▶ _WHAT IS ASKED_: Drop the images; return everything else in the listing below exactly.

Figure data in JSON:
_____

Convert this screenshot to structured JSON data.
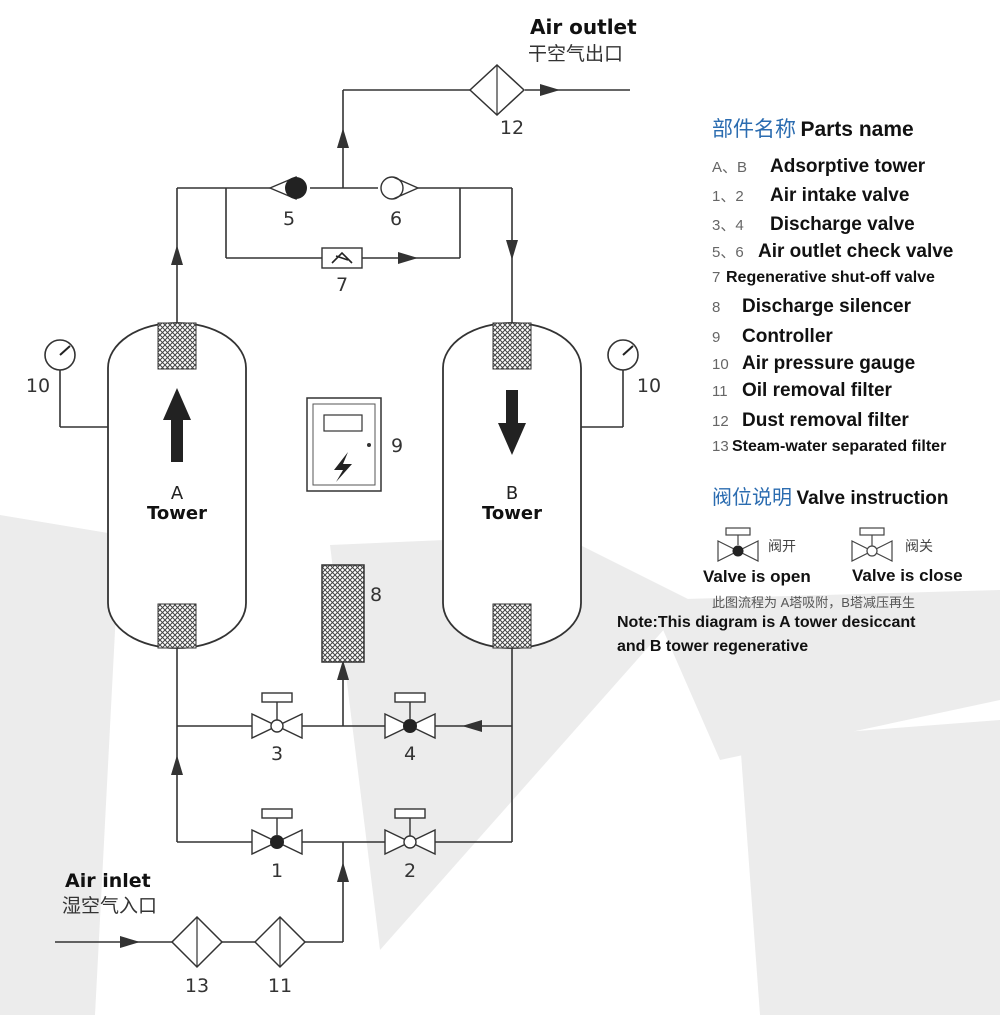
{
  "outlet": {
    "title": "Air outlet",
    "title_cn": "干空气出口"
  },
  "inlet": {
    "title": "Air inlet",
    "title_cn": "湿空气入口"
  },
  "towers": {
    "a_letter": "A",
    "a_word": "Tower",
    "b_letter": "B",
    "b_word": "Tower"
  },
  "numbers": {
    "n1": "1",
    "n2": "2",
    "n3": "3",
    "n4": "4",
    "n5": "5",
    "n6": "6",
    "n7": "7",
    "n8": "8",
    "n9": "9",
    "n10a": "10",
    "n10b": "10",
    "n11": "11",
    "n12": "12",
    "n13": "13"
  },
  "parts": {
    "heading_cn": "部件名称",
    "heading_en": "Parts name",
    "items": [
      {
        "num": "A、B",
        "label": "Adsorptive tower"
      },
      {
        "num": "1、2",
        "label": "Air intake valve"
      },
      {
        "num": "3、4",
        "label": "Discharge valve"
      },
      {
        "num": "5、6",
        "label": "Air outlet check valve"
      },
      {
        "num": "7",
        "label": "Regenerative shut-off valve"
      },
      {
        "num": "8",
        "label": "Discharge silencer"
      },
      {
        "num": "9",
        "label": "Controller"
      },
      {
        "num": "10",
        "label": "Air pressure gauge"
      },
      {
        "num": "11",
        "label": "Oil removal filter"
      },
      {
        "num": "12",
        "label": "Dust removal filter"
      },
      {
        "num": "13",
        "label": "Steam-water separated filter"
      }
    ]
  },
  "valve_instruction": {
    "heading_cn": "阀位说明",
    "heading_en": "Valve instruction",
    "open_cn": "阀开",
    "close_cn": "阀关",
    "open_en": "Valve is open",
    "close_en": "Valve is close",
    "flow_cn": "此图流程为 A塔吸附，B塔减压再生",
    "note_line1": "Note:This diagram is A tower desiccant",
    "note_line2": "and B tower regenerative"
  },
  "colors": {
    "accent": "#2b6cb0",
    "line": "#333333",
    "watermark": "#eaeaea"
  }
}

_____

▶ _CORRECT ANSWER_:
Convert this screenshot to structured JSON data.
{
  "outlet": {
    "title": "Air outlet",
    "title_cn": "干空气出口"
  },
  "inlet": {
    "title": "Air inlet",
    "title_cn": "湿空气入口"
  },
  "towers": {
    "a_letter": "A",
    "a_word": "Tower",
    "b_letter": "B",
    "b_word": "Tower"
  },
  "numbers": {
    "n1": "1",
    "n2": "2",
    "n3": "3",
    "n4": "4",
    "n5": "5",
    "n6": "6",
    "n7": "7",
    "n8": "8",
    "n9": "9",
    "n10a": "10",
    "n10b": "10",
    "n11": "11",
    "n12": "12",
    "n13": "13"
  },
  "parts": {
    "heading_cn": "部件名称",
    "heading_en": "Parts name",
    "items": [
      {
        "num": "A、B",
        "label": "Adsorptive tower"
      },
      {
        "num": "1、2",
        "label": "Air intake valve"
      },
      {
        "num": "3、4",
        "label": "Discharge valve"
      },
      {
        "num": "5、6",
        "label": "Air outlet check valve"
      },
      {
        "num": "7",
        "label": "Regenerative shut-off valve"
      },
      {
        "num": "8",
        "label": "Discharge silencer"
      },
      {
        "num": "9",
        "label": "Controller"
      },
      {
        "num": "10",
        "label": "Air pressure gauge"
      },
      {
        "num": "11",
        "label": "Oil removal filter"
      },
      {
        "num": "12",
        "label": "Dust removal filter"
      },
      {
        "num": "13",
        "label": "Steam-water separated filter"
      }
    ]
  },
  "valve_instruction": {
    "heading_cn": "阀位说明",
    "heading_en": "Valve instruction",
    "open_cn": "阀开",
    "close_cn": "阀关",
    "open_en": "Valve is open",
    "close_en": "Valve is close",
    "flow_cn": "此图流程为 A塔吸附，B塔减压再生",
    "note_line1": "Note:This diagram is A tower desiccant",
    "note_line2": "and B tower regenerative"
  },
  "colors": {
    "accent": "#2b6cb0",
    "line": "#333333",
    "watermark": "#eaeaea"
  }
}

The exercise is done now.